Your goal
Gather all lines in the records below that include the word "Deklerasyonu".

Dataset rows
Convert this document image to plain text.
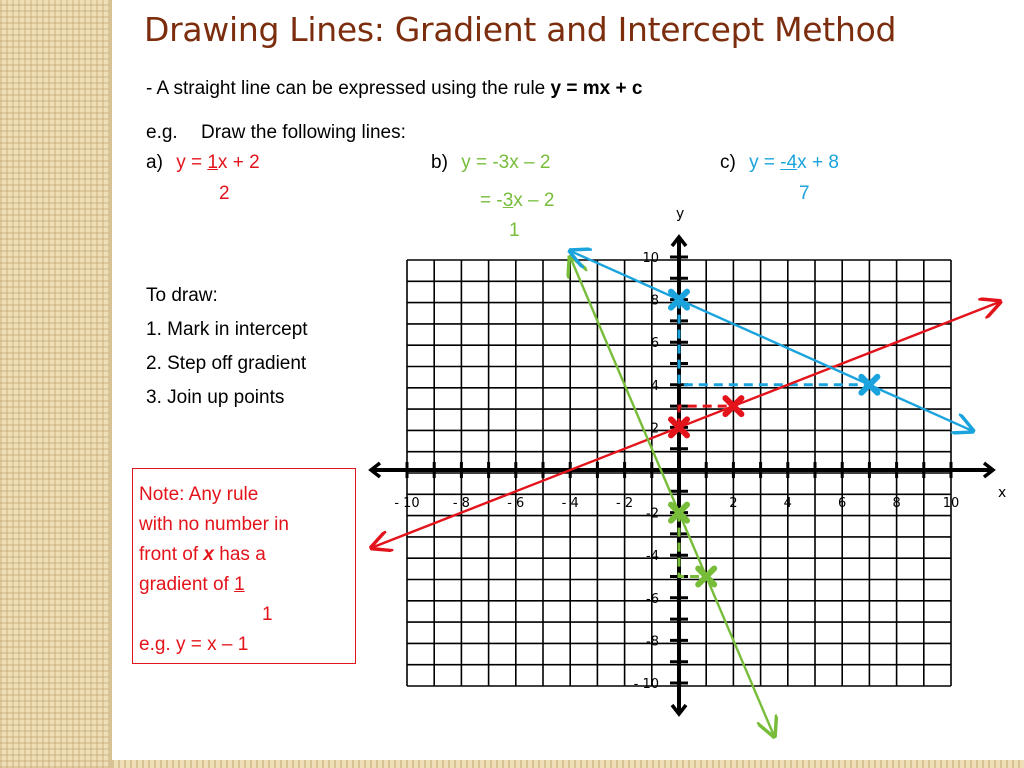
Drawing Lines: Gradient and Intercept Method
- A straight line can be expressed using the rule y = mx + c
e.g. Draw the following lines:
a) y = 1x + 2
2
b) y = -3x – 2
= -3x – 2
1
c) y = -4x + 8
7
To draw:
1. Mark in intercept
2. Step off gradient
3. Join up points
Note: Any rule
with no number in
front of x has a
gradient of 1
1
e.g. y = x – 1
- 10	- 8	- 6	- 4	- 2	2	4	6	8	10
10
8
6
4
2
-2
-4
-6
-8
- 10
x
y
---
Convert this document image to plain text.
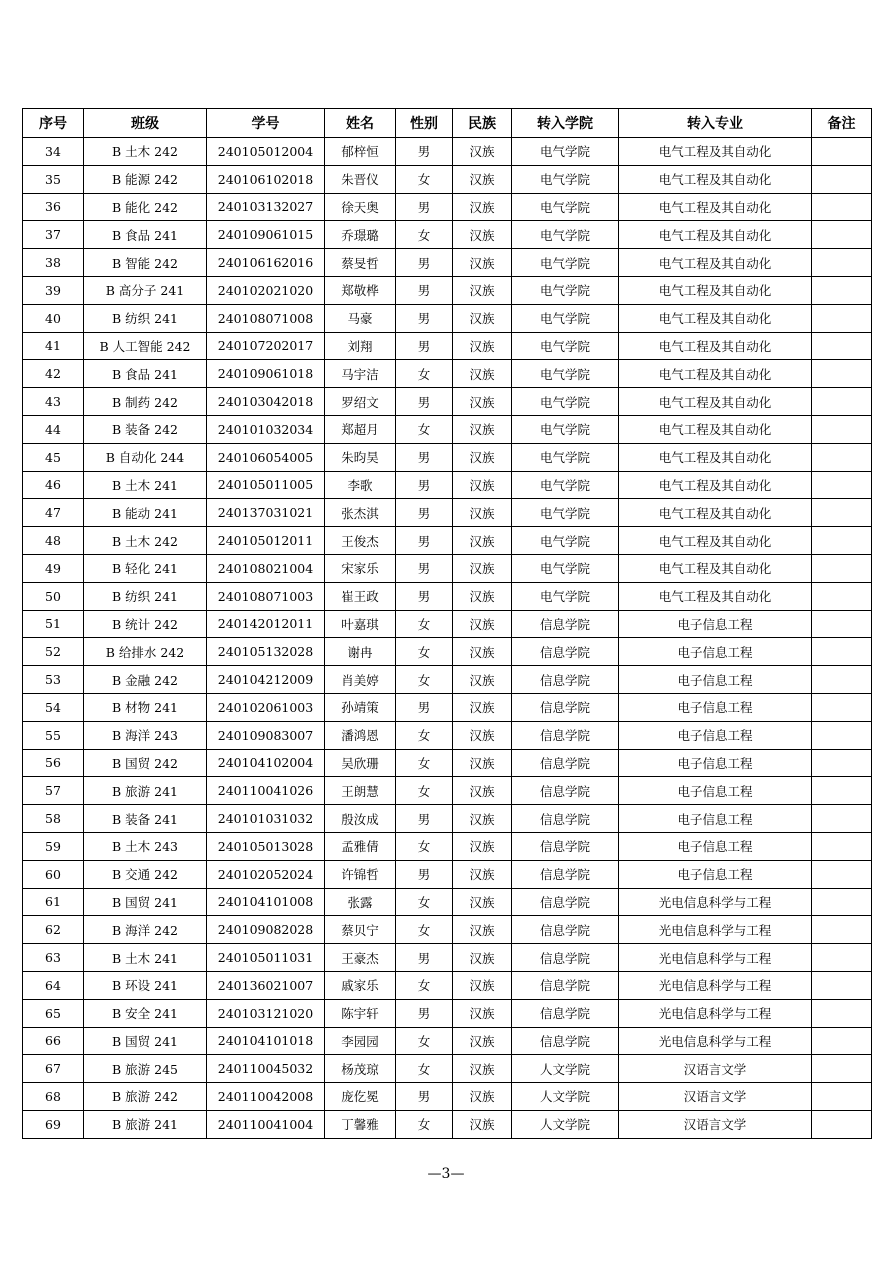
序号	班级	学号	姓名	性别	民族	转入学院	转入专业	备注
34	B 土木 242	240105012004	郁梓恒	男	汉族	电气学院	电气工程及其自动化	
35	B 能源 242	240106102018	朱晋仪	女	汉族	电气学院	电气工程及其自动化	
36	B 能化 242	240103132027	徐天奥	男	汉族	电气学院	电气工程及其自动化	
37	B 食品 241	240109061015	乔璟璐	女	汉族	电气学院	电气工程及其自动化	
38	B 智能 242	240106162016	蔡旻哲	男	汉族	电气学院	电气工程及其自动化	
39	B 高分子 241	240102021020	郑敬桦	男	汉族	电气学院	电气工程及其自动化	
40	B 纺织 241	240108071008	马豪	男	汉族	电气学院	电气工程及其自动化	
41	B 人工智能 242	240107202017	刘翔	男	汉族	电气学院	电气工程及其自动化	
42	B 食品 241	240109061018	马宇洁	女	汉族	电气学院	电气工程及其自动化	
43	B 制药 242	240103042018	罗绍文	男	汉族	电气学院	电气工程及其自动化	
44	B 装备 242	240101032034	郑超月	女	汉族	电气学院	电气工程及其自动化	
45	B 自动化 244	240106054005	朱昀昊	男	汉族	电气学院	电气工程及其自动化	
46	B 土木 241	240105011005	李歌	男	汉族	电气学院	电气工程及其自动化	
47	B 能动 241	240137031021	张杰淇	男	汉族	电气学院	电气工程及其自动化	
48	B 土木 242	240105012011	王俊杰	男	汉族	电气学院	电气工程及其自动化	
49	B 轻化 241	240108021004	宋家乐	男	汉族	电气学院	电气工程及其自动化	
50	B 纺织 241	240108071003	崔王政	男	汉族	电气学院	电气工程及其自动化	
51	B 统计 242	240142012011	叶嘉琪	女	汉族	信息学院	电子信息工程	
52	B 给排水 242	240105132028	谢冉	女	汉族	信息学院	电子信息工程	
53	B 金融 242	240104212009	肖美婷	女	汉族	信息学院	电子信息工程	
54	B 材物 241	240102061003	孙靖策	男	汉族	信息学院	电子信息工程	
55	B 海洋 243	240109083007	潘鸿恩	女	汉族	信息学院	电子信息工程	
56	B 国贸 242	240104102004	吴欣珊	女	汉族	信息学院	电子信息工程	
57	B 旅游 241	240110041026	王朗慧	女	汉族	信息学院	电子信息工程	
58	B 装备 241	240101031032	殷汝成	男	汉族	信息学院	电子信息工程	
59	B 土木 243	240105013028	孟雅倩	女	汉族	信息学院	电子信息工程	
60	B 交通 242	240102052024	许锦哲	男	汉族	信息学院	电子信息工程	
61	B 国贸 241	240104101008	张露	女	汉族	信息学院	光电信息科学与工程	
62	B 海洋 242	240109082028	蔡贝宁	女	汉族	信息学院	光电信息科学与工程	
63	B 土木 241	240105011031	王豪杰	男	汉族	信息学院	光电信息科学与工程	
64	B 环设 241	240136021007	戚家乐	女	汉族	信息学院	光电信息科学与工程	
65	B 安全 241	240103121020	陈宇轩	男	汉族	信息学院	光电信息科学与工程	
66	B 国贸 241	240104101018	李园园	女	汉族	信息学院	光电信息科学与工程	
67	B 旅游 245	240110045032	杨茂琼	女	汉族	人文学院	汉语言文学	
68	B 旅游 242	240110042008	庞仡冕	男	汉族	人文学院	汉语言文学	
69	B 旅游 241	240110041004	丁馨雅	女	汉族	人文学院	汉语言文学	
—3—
...
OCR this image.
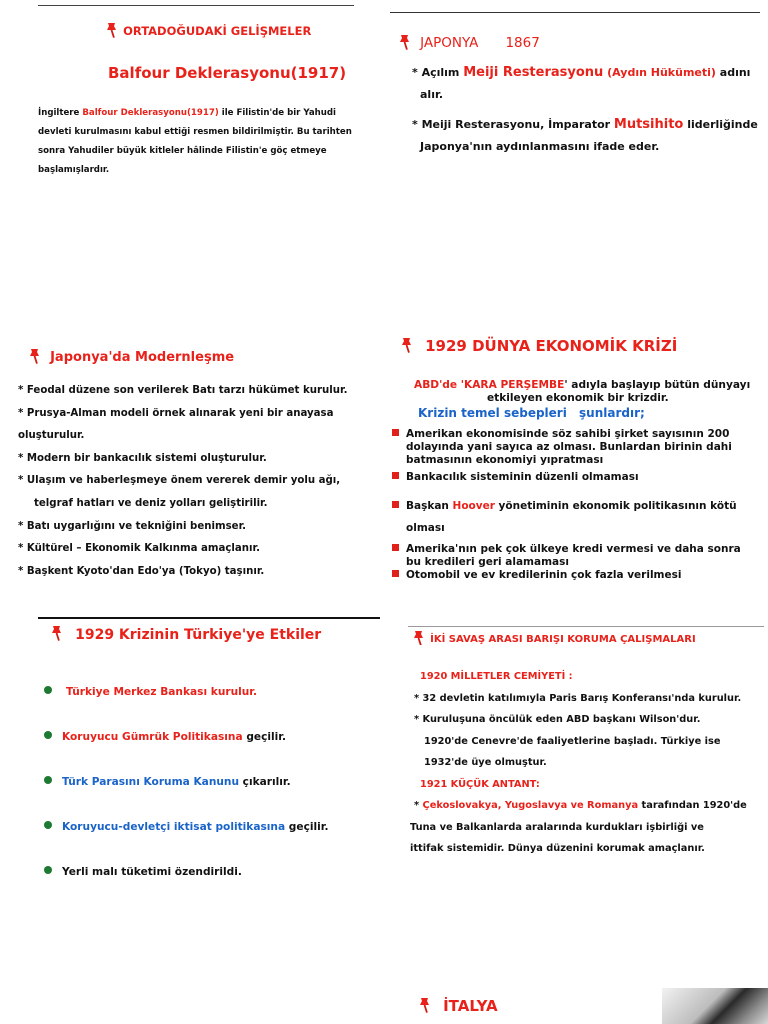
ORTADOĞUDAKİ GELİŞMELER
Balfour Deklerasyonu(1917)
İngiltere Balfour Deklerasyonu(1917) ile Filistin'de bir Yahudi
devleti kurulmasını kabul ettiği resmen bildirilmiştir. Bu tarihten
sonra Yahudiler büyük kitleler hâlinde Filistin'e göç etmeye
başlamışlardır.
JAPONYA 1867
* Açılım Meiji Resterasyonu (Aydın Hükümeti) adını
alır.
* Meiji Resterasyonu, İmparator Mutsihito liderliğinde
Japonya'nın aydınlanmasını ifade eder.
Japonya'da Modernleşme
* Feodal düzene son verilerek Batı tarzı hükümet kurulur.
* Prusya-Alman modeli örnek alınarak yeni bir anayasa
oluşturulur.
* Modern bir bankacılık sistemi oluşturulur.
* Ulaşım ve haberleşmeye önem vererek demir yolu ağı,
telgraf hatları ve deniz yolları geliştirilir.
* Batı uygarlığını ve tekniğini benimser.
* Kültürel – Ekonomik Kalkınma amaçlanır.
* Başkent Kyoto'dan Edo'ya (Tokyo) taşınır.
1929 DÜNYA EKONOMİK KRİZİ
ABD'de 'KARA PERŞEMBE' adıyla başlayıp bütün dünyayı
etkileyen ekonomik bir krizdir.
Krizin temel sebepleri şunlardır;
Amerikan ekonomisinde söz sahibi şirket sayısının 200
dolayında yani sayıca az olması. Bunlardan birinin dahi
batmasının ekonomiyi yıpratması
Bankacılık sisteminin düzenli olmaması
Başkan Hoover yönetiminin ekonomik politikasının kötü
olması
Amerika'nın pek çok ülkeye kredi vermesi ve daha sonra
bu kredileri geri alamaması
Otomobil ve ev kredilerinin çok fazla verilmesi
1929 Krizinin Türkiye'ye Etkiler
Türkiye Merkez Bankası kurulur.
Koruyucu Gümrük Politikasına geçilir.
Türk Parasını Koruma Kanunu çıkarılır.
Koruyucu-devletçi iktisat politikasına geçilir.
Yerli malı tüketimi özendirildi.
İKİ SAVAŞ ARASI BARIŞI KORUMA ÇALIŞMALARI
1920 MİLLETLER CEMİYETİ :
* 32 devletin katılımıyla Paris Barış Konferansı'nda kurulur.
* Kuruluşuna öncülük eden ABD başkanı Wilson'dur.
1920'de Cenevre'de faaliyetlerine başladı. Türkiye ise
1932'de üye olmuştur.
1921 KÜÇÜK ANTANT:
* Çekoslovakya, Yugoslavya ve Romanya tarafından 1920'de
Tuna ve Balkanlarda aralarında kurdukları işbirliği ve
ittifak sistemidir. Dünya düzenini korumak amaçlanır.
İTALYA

Solution
Balfour Deklerasyonu(1917)
İngiltere Balfour Deklerasyonu(1917) ile Filistin'de bir Yahudi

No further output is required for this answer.